%%

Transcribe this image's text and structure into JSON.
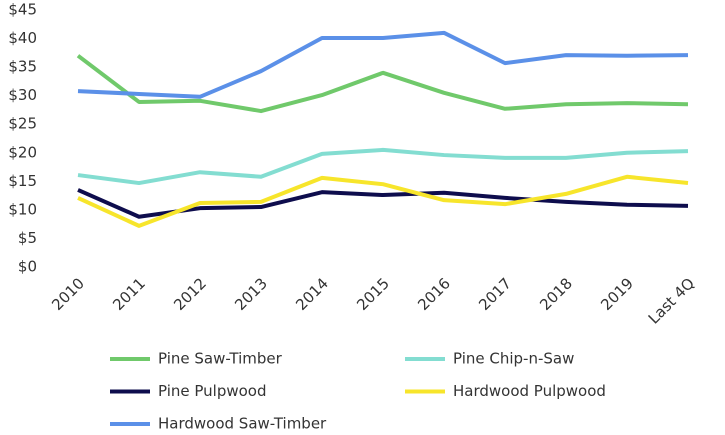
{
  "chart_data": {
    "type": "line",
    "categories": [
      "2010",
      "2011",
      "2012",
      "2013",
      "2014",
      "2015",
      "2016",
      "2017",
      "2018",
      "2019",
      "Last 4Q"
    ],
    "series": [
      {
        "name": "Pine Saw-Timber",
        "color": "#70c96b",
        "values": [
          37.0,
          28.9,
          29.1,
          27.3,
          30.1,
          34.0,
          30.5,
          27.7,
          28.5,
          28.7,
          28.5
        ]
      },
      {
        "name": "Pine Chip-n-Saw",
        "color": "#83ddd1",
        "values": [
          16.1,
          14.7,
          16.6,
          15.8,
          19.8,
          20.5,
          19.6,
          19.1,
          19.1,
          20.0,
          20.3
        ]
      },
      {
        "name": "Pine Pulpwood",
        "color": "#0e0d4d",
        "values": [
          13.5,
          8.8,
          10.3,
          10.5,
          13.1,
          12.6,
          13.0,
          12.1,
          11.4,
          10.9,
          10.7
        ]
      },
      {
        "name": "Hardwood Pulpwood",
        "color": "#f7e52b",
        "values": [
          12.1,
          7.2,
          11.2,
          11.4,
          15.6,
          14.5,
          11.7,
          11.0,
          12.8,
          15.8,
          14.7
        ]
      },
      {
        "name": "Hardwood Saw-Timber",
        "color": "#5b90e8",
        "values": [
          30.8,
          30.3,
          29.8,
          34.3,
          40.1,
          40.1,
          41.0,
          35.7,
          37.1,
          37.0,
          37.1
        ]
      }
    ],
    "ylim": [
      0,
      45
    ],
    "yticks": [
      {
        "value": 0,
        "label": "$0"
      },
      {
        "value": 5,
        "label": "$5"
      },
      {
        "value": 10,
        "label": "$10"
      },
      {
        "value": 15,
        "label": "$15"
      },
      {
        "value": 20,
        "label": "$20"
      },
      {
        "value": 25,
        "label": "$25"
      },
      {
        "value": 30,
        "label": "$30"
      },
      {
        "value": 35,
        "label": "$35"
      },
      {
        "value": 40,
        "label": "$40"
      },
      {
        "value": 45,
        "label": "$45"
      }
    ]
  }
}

%%
%%

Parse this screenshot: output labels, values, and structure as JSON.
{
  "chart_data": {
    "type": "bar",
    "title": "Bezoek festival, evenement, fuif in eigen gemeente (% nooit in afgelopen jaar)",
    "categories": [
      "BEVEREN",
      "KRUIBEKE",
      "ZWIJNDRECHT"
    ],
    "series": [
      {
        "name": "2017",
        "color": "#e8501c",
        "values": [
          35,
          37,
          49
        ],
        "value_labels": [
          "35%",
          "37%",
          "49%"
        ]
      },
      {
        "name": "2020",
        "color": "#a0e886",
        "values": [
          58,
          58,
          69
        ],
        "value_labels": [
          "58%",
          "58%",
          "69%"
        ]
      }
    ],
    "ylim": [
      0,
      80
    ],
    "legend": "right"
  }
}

%%
%%

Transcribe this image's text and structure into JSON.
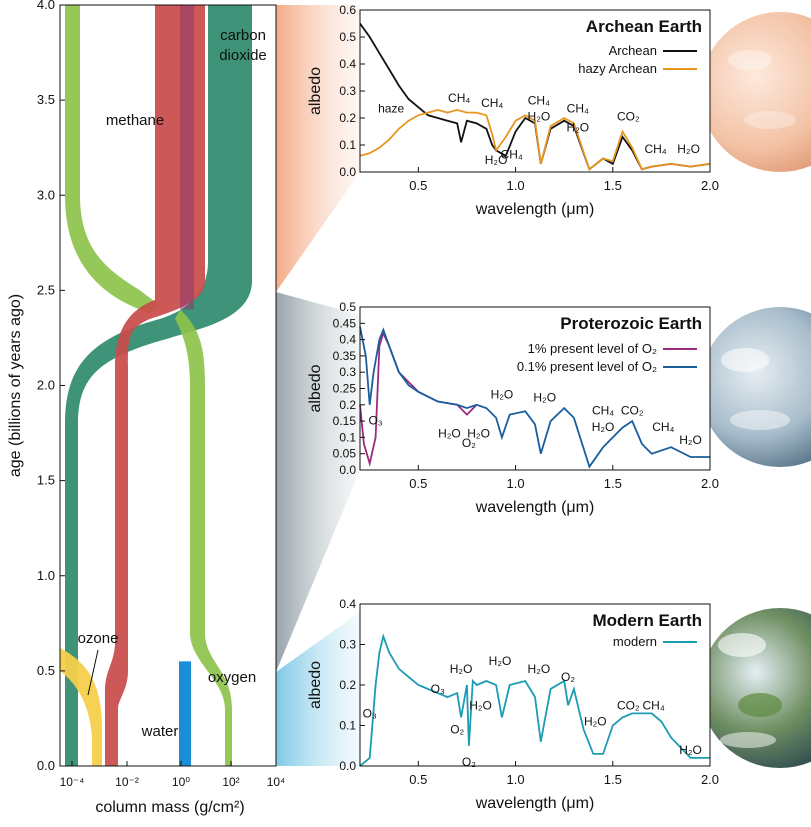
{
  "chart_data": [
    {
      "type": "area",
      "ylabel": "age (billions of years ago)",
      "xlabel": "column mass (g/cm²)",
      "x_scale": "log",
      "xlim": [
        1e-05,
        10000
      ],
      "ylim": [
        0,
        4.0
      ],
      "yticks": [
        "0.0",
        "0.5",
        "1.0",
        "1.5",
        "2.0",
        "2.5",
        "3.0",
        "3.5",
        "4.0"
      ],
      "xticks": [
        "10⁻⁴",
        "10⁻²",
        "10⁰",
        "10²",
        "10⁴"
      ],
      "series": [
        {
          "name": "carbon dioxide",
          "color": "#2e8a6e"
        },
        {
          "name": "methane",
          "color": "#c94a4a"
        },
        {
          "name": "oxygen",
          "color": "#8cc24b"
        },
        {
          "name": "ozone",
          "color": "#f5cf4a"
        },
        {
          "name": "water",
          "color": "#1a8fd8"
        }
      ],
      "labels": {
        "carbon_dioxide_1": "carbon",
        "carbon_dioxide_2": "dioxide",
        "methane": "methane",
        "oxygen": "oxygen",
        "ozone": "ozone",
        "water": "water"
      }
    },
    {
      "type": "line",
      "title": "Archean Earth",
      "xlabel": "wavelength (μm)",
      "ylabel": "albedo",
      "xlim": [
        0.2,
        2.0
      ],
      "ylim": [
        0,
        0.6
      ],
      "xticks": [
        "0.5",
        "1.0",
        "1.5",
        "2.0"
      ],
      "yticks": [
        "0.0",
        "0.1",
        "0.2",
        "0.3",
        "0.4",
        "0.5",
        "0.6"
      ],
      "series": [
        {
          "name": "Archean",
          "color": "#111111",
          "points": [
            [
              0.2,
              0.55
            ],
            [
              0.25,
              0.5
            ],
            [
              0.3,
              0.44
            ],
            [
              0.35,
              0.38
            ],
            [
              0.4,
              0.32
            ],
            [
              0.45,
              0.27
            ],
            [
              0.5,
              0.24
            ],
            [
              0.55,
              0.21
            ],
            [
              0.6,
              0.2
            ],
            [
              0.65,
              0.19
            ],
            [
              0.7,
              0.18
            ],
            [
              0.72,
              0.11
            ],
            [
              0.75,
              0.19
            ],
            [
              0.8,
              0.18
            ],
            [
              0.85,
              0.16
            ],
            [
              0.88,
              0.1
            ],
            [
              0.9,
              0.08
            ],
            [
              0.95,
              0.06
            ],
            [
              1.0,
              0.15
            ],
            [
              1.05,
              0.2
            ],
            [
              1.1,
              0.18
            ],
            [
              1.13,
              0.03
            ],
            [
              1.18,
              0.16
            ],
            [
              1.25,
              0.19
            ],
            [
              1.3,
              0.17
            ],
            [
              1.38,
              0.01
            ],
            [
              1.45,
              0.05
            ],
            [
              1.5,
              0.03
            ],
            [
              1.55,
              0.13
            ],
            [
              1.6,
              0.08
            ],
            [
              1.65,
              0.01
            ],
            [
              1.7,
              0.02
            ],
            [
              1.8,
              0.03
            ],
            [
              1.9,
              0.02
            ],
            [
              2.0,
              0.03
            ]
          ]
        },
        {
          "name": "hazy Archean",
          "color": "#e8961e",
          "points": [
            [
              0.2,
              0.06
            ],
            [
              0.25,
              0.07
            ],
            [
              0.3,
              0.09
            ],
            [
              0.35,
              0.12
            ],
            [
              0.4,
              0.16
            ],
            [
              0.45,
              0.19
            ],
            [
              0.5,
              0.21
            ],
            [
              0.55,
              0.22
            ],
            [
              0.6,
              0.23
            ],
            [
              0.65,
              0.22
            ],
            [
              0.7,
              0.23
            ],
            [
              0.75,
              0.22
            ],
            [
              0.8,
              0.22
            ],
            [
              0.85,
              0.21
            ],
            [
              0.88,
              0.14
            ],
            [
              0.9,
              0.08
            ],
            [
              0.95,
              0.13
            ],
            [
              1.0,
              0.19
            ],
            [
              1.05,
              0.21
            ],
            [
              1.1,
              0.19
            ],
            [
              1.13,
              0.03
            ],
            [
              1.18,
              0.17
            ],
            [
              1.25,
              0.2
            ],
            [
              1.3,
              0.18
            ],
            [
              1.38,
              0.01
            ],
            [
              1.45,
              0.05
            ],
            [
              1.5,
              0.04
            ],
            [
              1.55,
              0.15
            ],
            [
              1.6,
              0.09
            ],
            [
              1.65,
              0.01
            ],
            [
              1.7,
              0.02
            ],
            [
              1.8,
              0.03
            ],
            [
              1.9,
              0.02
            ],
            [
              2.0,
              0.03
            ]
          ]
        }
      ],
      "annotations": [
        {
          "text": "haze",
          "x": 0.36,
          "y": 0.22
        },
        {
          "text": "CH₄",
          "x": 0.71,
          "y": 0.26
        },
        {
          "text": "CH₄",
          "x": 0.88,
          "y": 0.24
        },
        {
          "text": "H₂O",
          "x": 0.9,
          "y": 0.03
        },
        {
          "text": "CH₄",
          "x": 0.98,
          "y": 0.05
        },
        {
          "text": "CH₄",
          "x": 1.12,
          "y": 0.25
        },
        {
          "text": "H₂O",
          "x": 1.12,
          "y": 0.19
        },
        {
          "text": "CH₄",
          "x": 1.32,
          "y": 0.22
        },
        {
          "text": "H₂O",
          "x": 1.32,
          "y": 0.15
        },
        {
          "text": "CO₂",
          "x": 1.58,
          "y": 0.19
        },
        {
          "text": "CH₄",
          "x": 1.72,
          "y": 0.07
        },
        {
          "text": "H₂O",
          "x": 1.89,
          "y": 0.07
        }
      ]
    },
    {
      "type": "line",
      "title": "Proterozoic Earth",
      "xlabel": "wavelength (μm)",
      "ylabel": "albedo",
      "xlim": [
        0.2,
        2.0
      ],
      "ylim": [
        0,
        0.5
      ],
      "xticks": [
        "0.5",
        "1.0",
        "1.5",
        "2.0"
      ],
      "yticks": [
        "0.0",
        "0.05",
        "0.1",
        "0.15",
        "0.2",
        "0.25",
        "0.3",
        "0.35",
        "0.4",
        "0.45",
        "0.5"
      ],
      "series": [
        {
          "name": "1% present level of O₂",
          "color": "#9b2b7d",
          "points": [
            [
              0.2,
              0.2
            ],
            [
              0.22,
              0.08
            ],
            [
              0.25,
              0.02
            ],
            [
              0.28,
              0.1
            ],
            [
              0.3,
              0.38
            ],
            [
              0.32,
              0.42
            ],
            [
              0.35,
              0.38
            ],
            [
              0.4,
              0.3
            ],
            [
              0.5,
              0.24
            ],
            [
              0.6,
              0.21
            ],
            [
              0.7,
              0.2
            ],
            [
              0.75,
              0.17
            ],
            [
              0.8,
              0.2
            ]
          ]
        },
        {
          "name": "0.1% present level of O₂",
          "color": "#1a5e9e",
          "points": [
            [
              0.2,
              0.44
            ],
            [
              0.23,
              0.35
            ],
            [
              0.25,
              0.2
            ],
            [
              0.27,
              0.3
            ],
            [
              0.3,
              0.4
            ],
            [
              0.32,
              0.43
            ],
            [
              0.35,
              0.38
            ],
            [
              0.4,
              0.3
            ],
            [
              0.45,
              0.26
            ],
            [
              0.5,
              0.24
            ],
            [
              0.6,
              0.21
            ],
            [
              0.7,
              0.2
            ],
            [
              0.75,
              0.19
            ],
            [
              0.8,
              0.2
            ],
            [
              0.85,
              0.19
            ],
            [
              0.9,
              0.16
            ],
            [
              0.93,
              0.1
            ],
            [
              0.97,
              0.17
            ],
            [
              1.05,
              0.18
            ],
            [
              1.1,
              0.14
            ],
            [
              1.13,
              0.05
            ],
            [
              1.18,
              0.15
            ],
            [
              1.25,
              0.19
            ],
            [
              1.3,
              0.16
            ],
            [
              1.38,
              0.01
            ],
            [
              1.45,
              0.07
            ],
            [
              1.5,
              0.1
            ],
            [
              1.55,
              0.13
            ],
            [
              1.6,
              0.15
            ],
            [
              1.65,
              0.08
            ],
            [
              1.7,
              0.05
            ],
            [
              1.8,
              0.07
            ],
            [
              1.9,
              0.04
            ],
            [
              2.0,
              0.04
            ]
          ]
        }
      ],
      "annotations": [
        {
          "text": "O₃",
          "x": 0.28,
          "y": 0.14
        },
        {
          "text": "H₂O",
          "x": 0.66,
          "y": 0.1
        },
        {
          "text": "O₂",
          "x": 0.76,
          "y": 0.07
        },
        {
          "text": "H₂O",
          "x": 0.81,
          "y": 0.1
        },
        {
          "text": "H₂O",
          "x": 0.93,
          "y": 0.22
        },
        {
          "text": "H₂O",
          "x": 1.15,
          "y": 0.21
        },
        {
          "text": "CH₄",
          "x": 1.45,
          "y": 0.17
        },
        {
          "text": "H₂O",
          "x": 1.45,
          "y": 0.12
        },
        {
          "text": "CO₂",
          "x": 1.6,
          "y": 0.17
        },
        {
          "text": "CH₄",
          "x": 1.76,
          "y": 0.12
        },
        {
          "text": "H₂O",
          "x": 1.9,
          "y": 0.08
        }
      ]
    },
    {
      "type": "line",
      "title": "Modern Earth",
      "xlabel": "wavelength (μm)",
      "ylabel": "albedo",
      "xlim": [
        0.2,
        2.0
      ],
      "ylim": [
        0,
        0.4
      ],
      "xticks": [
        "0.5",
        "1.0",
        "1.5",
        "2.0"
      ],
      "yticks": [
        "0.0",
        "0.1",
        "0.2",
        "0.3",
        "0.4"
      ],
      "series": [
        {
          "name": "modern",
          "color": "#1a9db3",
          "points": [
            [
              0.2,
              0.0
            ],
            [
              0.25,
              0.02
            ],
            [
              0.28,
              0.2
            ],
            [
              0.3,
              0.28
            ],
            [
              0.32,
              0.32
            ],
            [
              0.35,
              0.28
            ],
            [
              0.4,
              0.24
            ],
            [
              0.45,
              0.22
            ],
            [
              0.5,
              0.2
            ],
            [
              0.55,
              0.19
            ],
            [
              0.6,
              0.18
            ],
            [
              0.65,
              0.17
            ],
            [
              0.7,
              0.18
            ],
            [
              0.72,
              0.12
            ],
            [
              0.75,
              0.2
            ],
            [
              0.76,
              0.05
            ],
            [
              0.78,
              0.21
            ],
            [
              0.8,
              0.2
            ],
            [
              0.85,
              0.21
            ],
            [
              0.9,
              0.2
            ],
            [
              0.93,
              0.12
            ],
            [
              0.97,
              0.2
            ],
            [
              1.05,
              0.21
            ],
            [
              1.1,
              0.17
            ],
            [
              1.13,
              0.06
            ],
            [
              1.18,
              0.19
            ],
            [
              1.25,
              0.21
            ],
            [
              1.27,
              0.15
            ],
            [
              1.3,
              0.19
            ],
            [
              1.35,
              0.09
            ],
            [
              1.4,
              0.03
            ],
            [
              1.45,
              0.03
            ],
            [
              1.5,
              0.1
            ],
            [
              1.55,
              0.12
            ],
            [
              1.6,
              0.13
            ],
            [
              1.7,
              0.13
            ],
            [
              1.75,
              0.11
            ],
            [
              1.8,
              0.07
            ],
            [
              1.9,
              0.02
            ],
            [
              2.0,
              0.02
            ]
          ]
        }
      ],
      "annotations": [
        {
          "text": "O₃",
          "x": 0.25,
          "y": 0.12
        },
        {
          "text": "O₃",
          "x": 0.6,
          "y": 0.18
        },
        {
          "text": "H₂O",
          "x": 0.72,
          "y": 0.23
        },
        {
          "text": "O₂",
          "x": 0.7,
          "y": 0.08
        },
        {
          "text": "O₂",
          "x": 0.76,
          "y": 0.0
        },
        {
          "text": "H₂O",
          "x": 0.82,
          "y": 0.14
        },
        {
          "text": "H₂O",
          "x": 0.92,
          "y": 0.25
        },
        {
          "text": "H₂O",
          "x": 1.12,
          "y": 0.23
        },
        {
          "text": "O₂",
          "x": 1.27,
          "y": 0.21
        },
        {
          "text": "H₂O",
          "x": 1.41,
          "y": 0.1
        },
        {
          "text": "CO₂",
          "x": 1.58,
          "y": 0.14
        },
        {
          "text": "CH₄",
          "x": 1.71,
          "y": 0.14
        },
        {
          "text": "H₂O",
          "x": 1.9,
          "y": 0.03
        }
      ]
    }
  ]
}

%%

Where a line of the data holds "Earth", show that line.

      "title": "Archean Earth",
      "title": "Proterozoic Earth",
      "title": "Modern Earth",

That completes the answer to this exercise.